**Exercise description:** In the listing below, find every line containing "Вспомогательные" and copy it out.

**Supplied information:**

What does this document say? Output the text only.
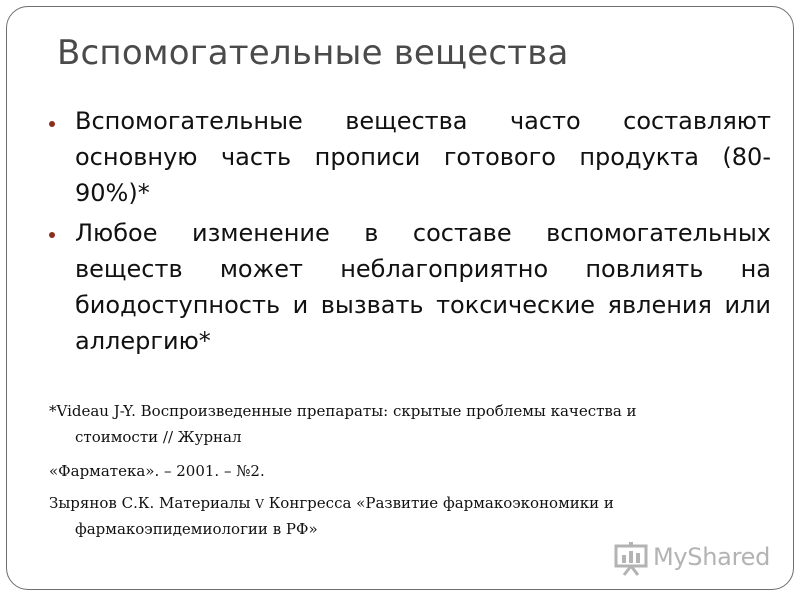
Вспомогательные вещества
Вспомогательные вещества часто составляют
основную часть прописи готового продукта (80-
90%)*
Любое изменение в составе вспомогательных
веществ может неблагоприятно повлиять на
биодоступность и вызвать токсические явления или
аллергию*
*Videau J-Y. Воспроизведенные препараты: скрытые проблемы качества и
стоимости // Журнал
«Фарматека». – 2001. – №2.
Зырянов С.К. Материалы V Конгресса «Развитие фармакоэкономики и
фармакоэпидемиологии в РФ»
MyShared
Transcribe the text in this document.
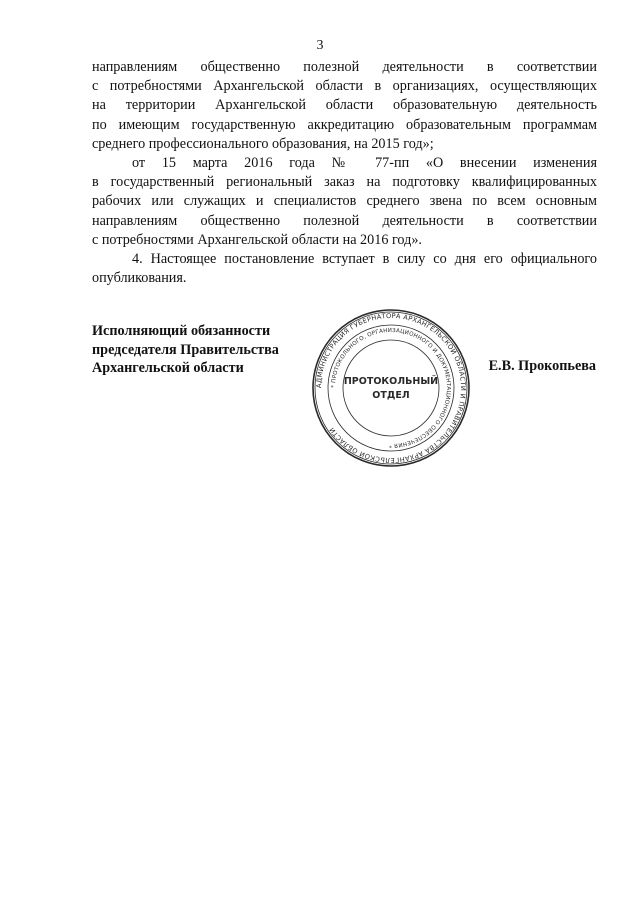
3

направлениям общественно полезной деятельности в соответствии
с потребностями Архангельской области в организациях, осуществляющих
на территории Архангельской области образовательную деятельность
по имеющим государственную аккредитацию образовательным программам
среднего профессионального образования, на 2015 год»;

от 15 марта 2016 года № 77-пп «О внесении изменения
в государственный региональный заказ на подготовку квалифицированных
рабочих или служащих и специалистов среднего звена по всем основным
направлениям общественно полезной деятельности в соответствии
с потребностями Архангельской области на 2016 год».

4. Настоящее постановление вступает в силу со дня его официального
опубликования.

Исполняющий обязанности
председателя Правительства
Архангельской области
АДМИНИСТРАЦИЯ ГУБЕРНАТОРА АРХАНГЕЛЬСКОЙ ОБЛАСТИ И ПРАВИТЕЛЬСТВА АРХАНГЕЛЬСКОЙ ОБЛАСТИ
* ПРОТОКОЛЬНОГО, ОРГАНИЗАЦИОННОГО И ДОКУМЕНТАЦИОННОГО ОБЕСПЕЧЕНИЯ *
ПРОТОКОЛЬНЫЙ
ОТДЕЛ
Е.В. Прокопьева
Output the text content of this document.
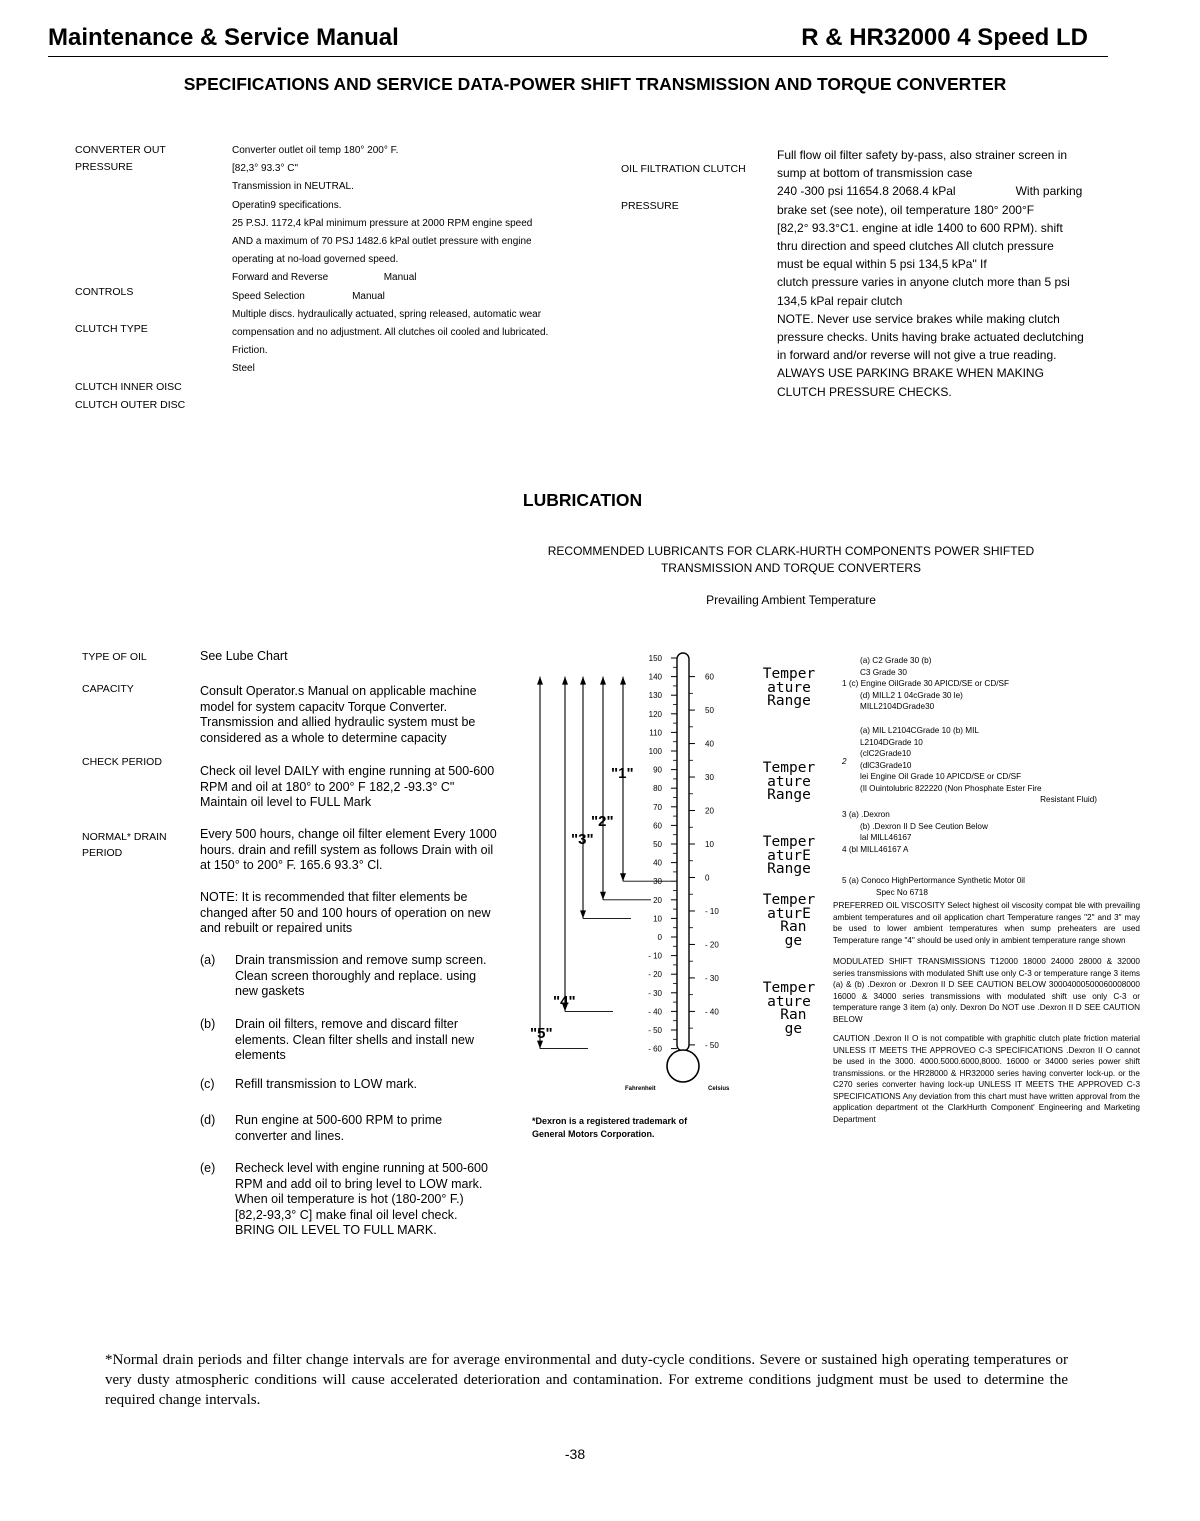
Maintenance & Service Manual	R & HR32000 4 Speed LD
SPECIFICATIONS AND SERVICE DATA-POWER SHIFT TRANSMISSION AND TORQUE CONVERTER
CONVERTER OUT
PRESSURE
CONTROLS
CLUTCH TYPE
CLUTCH INNER OISC
CLUTCH OUTER DISC
Converter outlet oil temp 180° 200° F.
[82,3° 93.3° C"
Transmission in NEUTRAL.
Operatin9 specifications.
25 P.SJ. 1172,4 kPal minimum pressure at 2000 RPM engine speed
AND a maximum of 70 PSJ 1482.6 kPal outlet pressure with engine
operating at no-load governed speed.
Forward and Reverse                    Manual
Speed Selection                 Manual
Multiple discs. hydraulically actuated, spring released, automatic wear
compensation and no adjustment. All clutches oil cooled and lubricated.
Friction.
Steel
OIL FILTRATION CLUTCH
PRESSURE
Full flow oil filter safety by-pass, also strainer screen in
sump at bottom of transmission case
240 -300 psi 11654.8 2068.4 kPal                  With parking
brake set (see note), oil temperature 180° 200°F
[82,2° 93.3°C1. engine at idle 1400 to 600 RPM). shift
thru direction and speed clutches All clutch pressure
must be equal within 5 psi 134,5 kPa" If
clutch pressure varies in anyone clutch more than 5 psi
134,5 kPal repair clutch
NOTE. Never use service brakes while making clutch
pressure checks. Units having brake actuated declutching
in forward and/or reverse will not give a true reading.
ALWAYS USE PARKING BRAKE WHEN MAKING
CLUTCH PRESSURE CHECKS.
LUBRICATION
RECOMMENDED LUBRICANTS FOR CLARK-HURTH COMPONENTS POWER SHIFTED TRANSMISSION AND TORQUE CONVERTERS
Prevailing Ambient Temperature
TYPE OF OIL
CAPACITY
CHECK PERIOD
NORMAL* DRAIN
PERIOD
See Lube Chart
Consult Operator.s Manual on applicable machine model for system capacitv Torque Converter. Transmission and allied hydraulic system must be considered as a whole to determine capacity
Check oil level DAILY with engine running at 500-600 RPM and oil at 180° to 200° F 182,2 -93.3° C" Maintain oil level to FULL Mark
Every 500 hours, change oil filter element Every 1000 hours. drain and refill system as follows Drain with oil at 150° to 200° F. 165.6 93.3° Cl.
NOTE: It is recommended that filter elements be changed after 50 and 100 hours of operation on new and rebuilt or repaired units
(a) Drain transmission and remove sump screen. Clean screen thoroughly and replace. using new gaskets
(b) Drain oil filters, remove and discard filter elements. Clean filter shells and install new elements
(c) Refill transmission to LOW mark.
(d) Run engine at 500-600 RPM to prime converter and lines.
(e) Recheck level with engine running at 500-600 RPM and add oil to bring level to LOW mark. When oil temperature is hot (180-200° F.) [82,2-93,3° C] make final oil level check. BRING OIL LEVEL TO FULL MARK.
150
140
130
120
110
100
90
80
70
60
50
40
30
20
10
0
- 10
- 20
- 30
- 40
- 50
- 60
60
50
40
30
20
10
0
- 10
- 20
- 30
- 40
- 50
Fahrenheit	Celsius
"5"
"4"
"3"
"2"
"1"
*Dexron is a registered trademark of
General Motors Corporation.
Temper
ature
Range
Temper
ature
Range
Temper
aturE
Range
Temper
aturE
Ran
ge
Temper
ature
Ran
ge
(a) C2 Grade 30 (b)
C3 Grade 30
1 (c) Engine OilGrade 30 APICD/SE or CD/SF
(d) MILL2 1 04cGrade 30 le)
MILL2104DGrade30
(a) MIL L2104CGrade 10 (b) MIL
L2104DGrade 10
(clC2Grade10
(dlC3Grade10
lei Engine Oil Grade 10 APICD/SE or CD/SF
(Il Ouintolubric 822220 (Non Phosphate Ester Fire
Resistant Fluid)
2
3 (a) .Dexron
(b) .Dexron II D See Ceution Below
lal MILL46167
4 (bl MILL46167 A
5 (a) Conoco HighPertormance Synthetic Motor 0il
Spec No 6718
PREFERRED OIL VISCOSITY Select highest oil viscosity compat ble with prevailing ambient temperatures and oil application chart Temperature ranges "2" and 3" may be used to lower ambient temperatures when sump preheaters are used Temperature range "4" should be used only in ambient temperature range shown
MODULATED SHIFT TRANSMISSIONS T12000 18000 24000 28000 & 32000 series transmissions with modulated Shift use only C-3 or temperature range 3 items (a) & (b) .Dexron or .Dexron II D SEE CAUTION BELOW 30004000500060008000 16000 & 34000 series transmissions with modulated shift use only C-3 or temperature range 3 item (a) only. Dexron Do NOT use .Dexron II D SEE CAUTION BELOW
CAUTION .Dexron II O is not compatible with graphitic clutch plate friction material UNLESS IT MEETS THE APPROVEO C-3 SPECIFICATIONS .Dexron II O cannot be used in the 3000. 4000.5000.6000,8000. 16000 or 34000 series power shift transmissions. or the HR28000 & HR32000 series having converter lock-up. or the C270 series converter having lock-up UNLESS IT MEETS THE APPROVED C-3 SPECIFICATIONS Any deviation from this chart must have written approval from the application department ot the ClarkHurth Component' Engineering and Marketing Department
*Normal drain periods and filter change intervals are for average environmental and duty-cycle conditions. Severe or sustained high operating temperatures or very dusty atmospheric conditions will cause accelerated deterioration and contamination. For extreme conditions judgment must be used to determine the required change intervals.
-38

**The output:**
Вспомогательные вещества
Вспомогательные вещества часто составляют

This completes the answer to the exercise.